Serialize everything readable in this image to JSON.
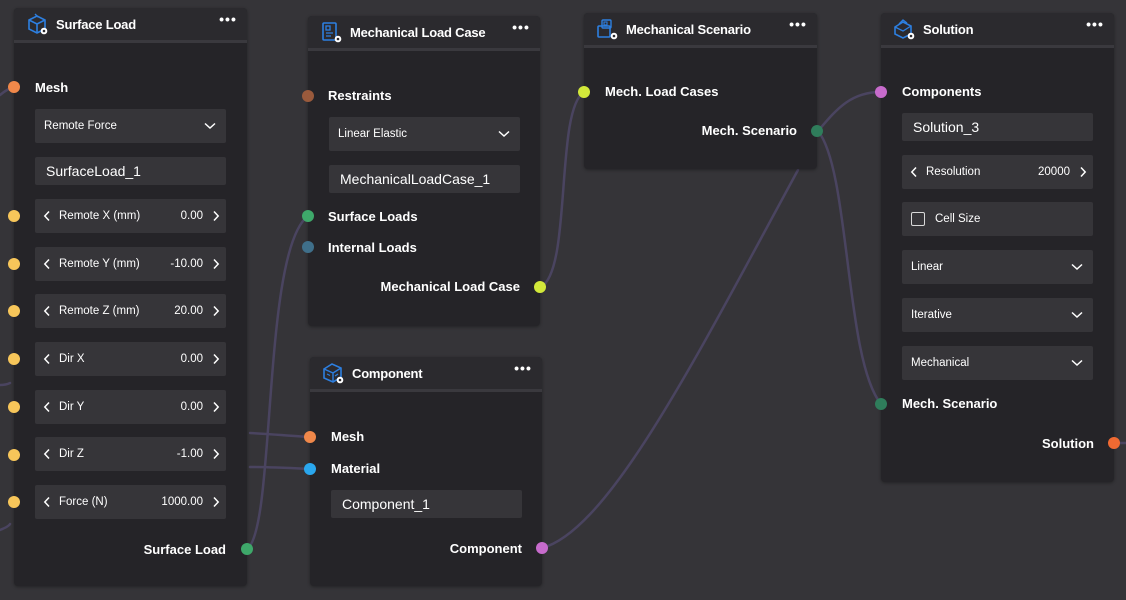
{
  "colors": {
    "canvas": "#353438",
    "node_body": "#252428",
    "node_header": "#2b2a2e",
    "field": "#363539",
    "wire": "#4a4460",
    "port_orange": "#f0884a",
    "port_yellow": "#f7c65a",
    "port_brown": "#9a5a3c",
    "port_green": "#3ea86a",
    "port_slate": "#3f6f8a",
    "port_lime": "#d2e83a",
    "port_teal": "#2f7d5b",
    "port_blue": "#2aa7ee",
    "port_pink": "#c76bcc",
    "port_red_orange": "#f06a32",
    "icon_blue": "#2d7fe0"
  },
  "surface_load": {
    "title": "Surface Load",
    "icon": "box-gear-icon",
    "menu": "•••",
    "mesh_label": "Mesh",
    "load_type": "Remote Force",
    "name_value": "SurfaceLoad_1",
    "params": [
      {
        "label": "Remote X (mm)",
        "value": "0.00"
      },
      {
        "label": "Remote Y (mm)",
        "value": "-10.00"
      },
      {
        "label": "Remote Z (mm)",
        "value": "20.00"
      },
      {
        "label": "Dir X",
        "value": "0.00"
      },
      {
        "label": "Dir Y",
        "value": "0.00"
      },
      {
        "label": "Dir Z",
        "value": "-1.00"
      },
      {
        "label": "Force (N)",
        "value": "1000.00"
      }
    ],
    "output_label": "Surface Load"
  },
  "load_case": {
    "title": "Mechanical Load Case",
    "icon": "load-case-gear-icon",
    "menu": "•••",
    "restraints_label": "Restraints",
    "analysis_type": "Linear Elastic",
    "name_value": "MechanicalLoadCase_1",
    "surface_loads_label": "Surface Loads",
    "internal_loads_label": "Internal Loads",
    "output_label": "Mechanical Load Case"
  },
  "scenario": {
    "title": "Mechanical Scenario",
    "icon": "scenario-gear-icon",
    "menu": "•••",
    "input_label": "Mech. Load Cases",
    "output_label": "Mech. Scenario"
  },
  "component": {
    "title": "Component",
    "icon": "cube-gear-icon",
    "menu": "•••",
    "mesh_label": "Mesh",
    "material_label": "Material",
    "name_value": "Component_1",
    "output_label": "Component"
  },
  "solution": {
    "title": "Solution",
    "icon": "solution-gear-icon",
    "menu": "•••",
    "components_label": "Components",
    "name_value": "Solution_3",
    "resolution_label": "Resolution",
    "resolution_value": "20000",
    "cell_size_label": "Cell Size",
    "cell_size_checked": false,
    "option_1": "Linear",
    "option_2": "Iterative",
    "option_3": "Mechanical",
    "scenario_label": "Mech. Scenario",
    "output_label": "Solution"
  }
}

Work to be completed: Print all entries exactly. The images do not belong in the copy.

Task answer:
Serialize everything readable in this image to JSON.
{
  "colors": {
    "canvas": "#353438",
    "node_body": "#252428",
    "node_header": "#2b2a2e",
    "field": "#363539",
    "wire": "#4a4460",
    "port_orange": "#f0884a",
    "port_yellow": "#f7c65a",
    "port_brown": "#9a5a3c",
    "port_green": "#3ea86a",
    "port_slate": "#3f6f8a",
    "port_lime": "#d2e83a",
    "port_teal": "#2f7d5b",
    "port_blue": "#2aa7ee",
    "port_pink": "#c76bcc",
    "port_red_orange": "#f06a32",
    "icon_blue": "#2d7fe0"
  },
  "surface_load": {
    "title": "Surface Load",
    "icon": "box-gear-icon",
    "menu": "•••",
    "mesh_label": "Mesh",
    "load_type": "Remote Force",
    "name_value": "SurfaceLoad_1",
    "params": [
      {
        "label": "Remote X (mm)",
        "value": "0.00"
      },
      {
        "label": "Remote Y (mm)",
        "value": "-10.00"
      },
      {
        "label": "Remote Z (mm)",
        "value": "20.00"
      },
      {
        "label": "Dir X",
        "value": "0.00"
      },
      {
        "label": "Dir Y",
        "value": "0.00"
      },
      {
        "label": "Dir Z",
        "value": "-1.00"
      },
      {
        "label": "Force (N)",
        "value": "1000.00"
      }
    ],
    "output_label": "Surface Load"
  },
  "load_case": {
    "title": "Mechanical Load Case",
    "icon": "load-case-gear-icon",
    "menu": "•••",
    "restraints_label": "Restraints",
    "analysis_type": "Linear Elastic",
    "name_value": "MechanicalLoadCase_1",
    "surface_loads_label": "Surface Loads",
    "internal_loads_label": "Internal Loads",
    "output_label": "Mechanical Load Case"
  },
  "scenario": {
    "title": "Mechanical Scenario",
    "icon": "scenario-gear-icon",
    "menu": "•••",
    "input_label": "Mech. Load Cases",
    "output_label": "Mech. Scenario"
  },
  "component": {
    "title": "Component",
    "icon": "cube-gear-icon",
    "menu": "•••",
    "mesh_label": "Mesh",
    "material_label": "Material",
    "name_value": "Component_1",
    "output_label": "Component"
  },
  "solution": {
    "title": "Solution",
    "icon": "solution-gear-icon",
    "menu": "•••",
    "components_label": "Components",
    "name_value": "Solution_3",
    "resolution_label": "Resolution",
    "resolution_value": "20000",
    "cell_size_label": "Cell Size",
    "cell_size_checked": false,
    "option_1": "Linear",
    "option_2": "Iterative",
    "option_3": "Mechanical",
    "scenario_label": "Mech. Scenario",
    "output_label": "Solution"
  }
}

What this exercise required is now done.